• Brief: Beginning at the line containing "Give me a plain-text" and continuing to the end of the records below, give each line again exactly as it stands, and only those lines.

Items listed in a dataset:
------------------------------------

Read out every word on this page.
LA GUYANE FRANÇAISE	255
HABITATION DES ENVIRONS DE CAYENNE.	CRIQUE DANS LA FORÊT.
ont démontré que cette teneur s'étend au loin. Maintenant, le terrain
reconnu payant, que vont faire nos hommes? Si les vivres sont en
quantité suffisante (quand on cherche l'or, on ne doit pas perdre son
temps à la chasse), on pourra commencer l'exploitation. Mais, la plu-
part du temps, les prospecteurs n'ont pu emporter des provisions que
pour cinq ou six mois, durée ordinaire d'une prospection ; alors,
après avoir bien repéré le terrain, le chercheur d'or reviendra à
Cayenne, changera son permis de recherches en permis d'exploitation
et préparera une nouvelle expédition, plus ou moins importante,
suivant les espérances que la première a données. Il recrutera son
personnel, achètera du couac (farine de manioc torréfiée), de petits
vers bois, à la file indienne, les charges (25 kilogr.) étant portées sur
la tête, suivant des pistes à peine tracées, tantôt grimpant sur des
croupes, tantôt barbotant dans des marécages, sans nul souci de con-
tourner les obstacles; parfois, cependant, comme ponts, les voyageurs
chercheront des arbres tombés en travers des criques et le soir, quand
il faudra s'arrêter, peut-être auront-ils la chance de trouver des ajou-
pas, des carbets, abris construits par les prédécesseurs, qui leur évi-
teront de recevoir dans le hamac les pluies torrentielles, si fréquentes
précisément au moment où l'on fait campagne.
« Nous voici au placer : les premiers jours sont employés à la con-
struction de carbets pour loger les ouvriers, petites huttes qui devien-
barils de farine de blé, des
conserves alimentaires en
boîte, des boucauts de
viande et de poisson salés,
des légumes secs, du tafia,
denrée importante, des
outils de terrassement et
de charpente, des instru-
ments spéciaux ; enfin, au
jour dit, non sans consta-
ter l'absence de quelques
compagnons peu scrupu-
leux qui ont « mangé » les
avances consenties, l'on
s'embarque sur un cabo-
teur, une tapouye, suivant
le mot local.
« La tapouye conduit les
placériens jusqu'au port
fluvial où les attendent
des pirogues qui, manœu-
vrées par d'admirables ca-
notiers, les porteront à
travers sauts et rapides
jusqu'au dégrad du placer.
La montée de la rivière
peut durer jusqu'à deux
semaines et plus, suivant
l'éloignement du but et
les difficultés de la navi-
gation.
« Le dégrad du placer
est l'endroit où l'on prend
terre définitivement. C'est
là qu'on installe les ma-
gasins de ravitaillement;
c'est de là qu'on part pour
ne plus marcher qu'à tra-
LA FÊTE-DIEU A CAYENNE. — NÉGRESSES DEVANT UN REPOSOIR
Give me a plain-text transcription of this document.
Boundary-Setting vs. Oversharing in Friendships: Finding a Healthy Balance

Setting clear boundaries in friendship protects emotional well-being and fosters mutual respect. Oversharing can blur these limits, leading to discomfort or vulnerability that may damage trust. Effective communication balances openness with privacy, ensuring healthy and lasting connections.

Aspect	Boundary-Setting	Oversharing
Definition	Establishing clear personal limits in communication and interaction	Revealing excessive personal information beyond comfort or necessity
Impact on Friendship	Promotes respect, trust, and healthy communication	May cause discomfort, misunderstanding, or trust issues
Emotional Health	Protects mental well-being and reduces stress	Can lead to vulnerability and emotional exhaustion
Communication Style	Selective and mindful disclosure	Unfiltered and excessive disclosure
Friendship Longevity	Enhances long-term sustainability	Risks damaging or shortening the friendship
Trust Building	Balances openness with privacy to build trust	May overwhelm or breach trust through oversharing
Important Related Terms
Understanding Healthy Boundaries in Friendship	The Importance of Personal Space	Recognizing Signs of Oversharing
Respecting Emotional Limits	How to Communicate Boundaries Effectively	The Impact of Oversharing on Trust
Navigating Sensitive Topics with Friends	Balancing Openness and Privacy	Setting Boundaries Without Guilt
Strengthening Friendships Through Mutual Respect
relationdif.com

------------------------------------

• Response:
Give me a plain-text transcription of this document.
Boundary-Setting vs. Oversharing in Friendships: Finding a Healthy Balance

Setting clear boundaries in friendship protects emotional well-being and fosters mutual respect. Oversharing can blur these limits, leading to discomfort or vulnerability that may damage trust. Effective communication balances openness with privacy, ensuring healthy and lasting connections.

Aspect	Boundary-Setting	Oversharing
Definition	Establishing clear personal limits in communication and interaction	Revealing excessive personal information beyond comfort or necessity
Impact on Friendship	Promotes respect, trust, and healthy communication	May cause discomfort, misunderstanding, or trust issues
Emotional Health	Protects mental well-being and reduces stress	Can lead to vulnerability and emotional exhaustion
Communication Style	Selective and mindful disclosure	Unfiltered and excessive disclosure
Friendship Longevity	Enhances long-term sustainability	Risks damaging or shortening the friendship
Trust Building	Balances openness with privacy to build trust	May overwhelm or breach trust through oversharing
Important Related Terms
Understanding Healthy Boundaries in Friendship	The Importance of Personal Space	Recognizing Signs of Oversharing
Respecting Emotional Limits	How to Communicate Boundaries Effectively	The Impact of Oversharing on Trust
Navigating Sensitive Topics with Friends	Balancing Openness and Privacy	Setting Boundaries Without Guilt
Strengthening Friendships Through Mutual Respect
relationdif.com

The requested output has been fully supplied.